**THE REQUEST:**
Please print every record below exactly as it appears.
** Start of GIVEN DATA **
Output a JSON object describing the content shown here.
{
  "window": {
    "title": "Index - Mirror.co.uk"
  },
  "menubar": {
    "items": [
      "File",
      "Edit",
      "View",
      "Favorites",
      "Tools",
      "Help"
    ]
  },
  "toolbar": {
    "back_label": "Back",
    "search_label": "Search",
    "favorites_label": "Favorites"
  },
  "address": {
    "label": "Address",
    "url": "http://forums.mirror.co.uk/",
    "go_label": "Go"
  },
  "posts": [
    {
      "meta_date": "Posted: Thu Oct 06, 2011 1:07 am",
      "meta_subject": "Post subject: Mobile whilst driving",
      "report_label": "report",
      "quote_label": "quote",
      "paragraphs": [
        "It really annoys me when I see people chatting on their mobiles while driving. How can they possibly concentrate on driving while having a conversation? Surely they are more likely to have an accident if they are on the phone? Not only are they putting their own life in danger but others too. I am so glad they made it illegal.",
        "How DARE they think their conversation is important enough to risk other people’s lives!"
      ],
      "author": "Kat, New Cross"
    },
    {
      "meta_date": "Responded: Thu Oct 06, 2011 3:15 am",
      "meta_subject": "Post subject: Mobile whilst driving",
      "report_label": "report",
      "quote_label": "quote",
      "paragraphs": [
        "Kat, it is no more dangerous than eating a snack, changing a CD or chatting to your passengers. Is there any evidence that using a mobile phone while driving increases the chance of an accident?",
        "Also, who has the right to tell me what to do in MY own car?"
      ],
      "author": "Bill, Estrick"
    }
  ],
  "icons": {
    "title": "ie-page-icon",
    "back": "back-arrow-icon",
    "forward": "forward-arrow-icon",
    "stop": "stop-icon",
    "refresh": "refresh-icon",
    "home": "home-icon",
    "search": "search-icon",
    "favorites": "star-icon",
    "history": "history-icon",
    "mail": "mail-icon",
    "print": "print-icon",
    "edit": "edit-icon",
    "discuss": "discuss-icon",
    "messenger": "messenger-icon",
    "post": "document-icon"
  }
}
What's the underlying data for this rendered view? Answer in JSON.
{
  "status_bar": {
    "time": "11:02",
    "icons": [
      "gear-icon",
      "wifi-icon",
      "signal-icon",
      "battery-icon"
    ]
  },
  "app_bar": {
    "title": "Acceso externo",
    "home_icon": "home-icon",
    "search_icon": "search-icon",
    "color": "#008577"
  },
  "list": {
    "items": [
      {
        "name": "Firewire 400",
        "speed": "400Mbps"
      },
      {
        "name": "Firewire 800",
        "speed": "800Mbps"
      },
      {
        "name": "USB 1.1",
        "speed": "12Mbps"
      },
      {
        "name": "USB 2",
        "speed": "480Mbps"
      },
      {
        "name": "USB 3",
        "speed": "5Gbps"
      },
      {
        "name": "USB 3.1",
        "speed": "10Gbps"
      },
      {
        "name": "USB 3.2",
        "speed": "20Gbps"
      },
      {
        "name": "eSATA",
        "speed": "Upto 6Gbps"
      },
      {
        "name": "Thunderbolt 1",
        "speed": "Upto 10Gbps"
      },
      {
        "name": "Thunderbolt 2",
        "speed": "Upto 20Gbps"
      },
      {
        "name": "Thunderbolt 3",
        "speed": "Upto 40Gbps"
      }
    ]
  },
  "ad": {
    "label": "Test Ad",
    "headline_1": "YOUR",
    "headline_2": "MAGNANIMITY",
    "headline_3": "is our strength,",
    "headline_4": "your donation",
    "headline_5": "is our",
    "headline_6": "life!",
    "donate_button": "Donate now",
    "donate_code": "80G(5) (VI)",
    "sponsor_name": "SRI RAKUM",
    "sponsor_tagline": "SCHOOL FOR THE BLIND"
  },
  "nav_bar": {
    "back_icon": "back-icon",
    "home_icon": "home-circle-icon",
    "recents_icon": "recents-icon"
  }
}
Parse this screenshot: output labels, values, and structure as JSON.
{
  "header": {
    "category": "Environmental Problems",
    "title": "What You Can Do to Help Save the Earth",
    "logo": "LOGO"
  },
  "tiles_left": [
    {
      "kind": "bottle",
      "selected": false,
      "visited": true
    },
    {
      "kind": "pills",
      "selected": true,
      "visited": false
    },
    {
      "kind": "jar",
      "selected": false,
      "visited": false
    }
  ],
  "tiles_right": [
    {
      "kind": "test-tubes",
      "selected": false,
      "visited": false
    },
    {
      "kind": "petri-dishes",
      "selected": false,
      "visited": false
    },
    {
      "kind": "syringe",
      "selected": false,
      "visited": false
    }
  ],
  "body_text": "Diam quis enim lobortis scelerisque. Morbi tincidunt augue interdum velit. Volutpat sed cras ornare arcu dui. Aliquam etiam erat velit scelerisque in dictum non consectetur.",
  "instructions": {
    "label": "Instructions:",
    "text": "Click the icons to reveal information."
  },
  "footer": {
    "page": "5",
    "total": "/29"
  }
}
** End of GIVEN DATA **
**EXERCISE ANSWER:**
Output a JSON object describing the content shown here.
{
  "window": {
    "title": "Index - Mirror.co.uk"
  },
  "menubar": {
    "items": [
      "File",
      "Edit",
      "View",
      "Favorites",
      "Tools",
      "Help"
    ]
  },
  "toolbar": {
    "back_label": "Back",
    "search_label": "Search",
    "favorites_label": "Favorites"
  },
  "address": {
    "label": "Address",
    "url": "http://forums.mirror.co.uk/",
    "go_label": "Go"
  },
  "posts": [
    {
      "meta_date": "Posted: Thu Oct 06, 2011 1:07 am",
      "meta_subject": "Post subject: Mobile whilst driving",
      "report_label": "report",
      "quote_label": "quote",
      "paragraphs": [
        "It really annoys me when I see people chatting on their mobiles while driving. How can they possibly concentrate on driving while having a conversation? Surely they are more likely to have an accident if they are on the phone? Not only are they putting their own life in danger but others too. I am so glad they made it illegal.",
        "How DARE they think their conversation is important enough to risk other people’s lives!"
      ],
      "author": "Kat, New Cross"
    },
    {
      "meta_date": "Responded: Thu Oct 06, 2011 3:15 am",
      "meta_subject": "Post subject: Mobile whilst driving",
      "report_label": "report",
      "quote_label": "quote",
      "paragraphs": [
        "Kat, it is no more dangerous than eating a snack, changing a CD or chatting to your passengers. Is there any evidence that using a mobile phone while driving increases the chance of an accident?",
        "Also, who has the right to tell me what to do in MY own car?"
      ],
      "author": "Bill, Estrick"
    }
  ],
  "icons": {
    "title": "ie-page-icon",
    "back": "back-arrow-icon",
    "forward": "forward-arrow-icon",
    "stop": "stop-icon",
    "refresh": "refresh-icon",
    "home": "home-icon",
    "search": "search-icon",
    "favorites": "star-icon",
    "history": "history-icon",
    "mail": "mail-icon",
    "print": "print-icon",
    "edit": "edit-icon",
    "discuss": "discuss-icon",
    "messenger": "messenger-icon",
    "post": "document-icon"
  }
}
What's the underlying data for this rendered view? Answer in JSON.
{
  "status_bar": {
    "time": "11:02",
    "icons": [
      "gear-icon",
      "wifi-icon",
      "signal-icon",
      "battery-icon"
    ]
  },
  "app_bar": {
    "title": "Acceso externo",
    "home_icon": "home-icon",
    "search_icon": "search-icon",
    "color": "#008577"
  },
  "list": {
    "items": [
      {
        "name": "Firewire 400",
        "speed": "400Mbps"
      },
      {
        "name": "Firewire 800",
        "speed": "800Mbps"
      },
      {
        "name": "USB 1.1",
        "speed": "12Mbps"
      },
      {
        "name": "USB 2",
        "speed": "480Mbps"
      },
      {
        "name": "USB 3",
        "speed": "5Gbps"
      },
      {
        "name": "USB 3.1",
        "speed": "10Gbps"
      },
      {
        "name": "USB 3.2",
        "speed": "20Gbps"
      },
      {
        "name": "eSATA",
        "speed": "Upto 6Gbps"
      },
      {
        "name": "Thunderbolt 1",
        "speed": "Upto 10Gbps"
      },
      {
        "name": "Thunderbolt 2",
        "speed": "Upto 20Gbps"
      },
      {
        "name": "Thunderbolt 3",
        "speed": "Upto 40Gbps"
      }
    ]
  },
  "ad": {
    "label": "Test Ad",
    "headline_1": "YOUR",
    "headline_2": "MAGNANIMITY",
    "headline_3": "is our strength,",
    "headline_4": "your donation",
    "headline_5": "is our",
    "headline_6": "life!",
    "donate_button": "Donate now",
    "donate_code": "80G(5) (VI)",
    "sponsor_name": "SRI RAKUM",
    "sponsor_tagline": "SCHOOL FOR THE BLIND"
  },
  "nav_bar": {
    "back_icon": "back-icon",
    "home_icon": "home-circle-icon",
    "recents_icon": "recents-icon"
  }
}
Parse this screenshot: output labels, values, and structure as JSON.
{
  "header": {
    "category": "Environmental Problems",
    "title": "What You Can Do to Help Save the Earth",
    "logo": "LOGO"
  },
  "tiles_left": [
    {
      "kind": "bottle",
      "selected": false,
      "visited": true
    },
    {
      "kind": "pills",
      "selected": true,
      "visited": false
    },
    {
      "kind": "jar",
      "selected": false,
      "visited": false
    }
  ],
  "tiles_right": [
    {
      "kind": "test-tubes",
      "selected": false,
      "visited": false
    },
    {
      "kind": "petri-dishes",
      "selected": false,
      "visited": false
    },
    {
      "kind": "syringe",
      "selected": false,
      "visited": false
    }
  ],
  "body_text": "Diam quis enim lobortis scelerisque. Morbi tincidunt augue interdum velit. Volutpat sed cras ornare arcu dui. Aliquam etiam erat velit scelerisque in dictum non consectetur.",
  "instructions": {
    "label": "Instructions:",
    "text": "Click the icons to reveal information."
  },
  "footer": {
    "page": "5",
    "total": "/29"
  }
}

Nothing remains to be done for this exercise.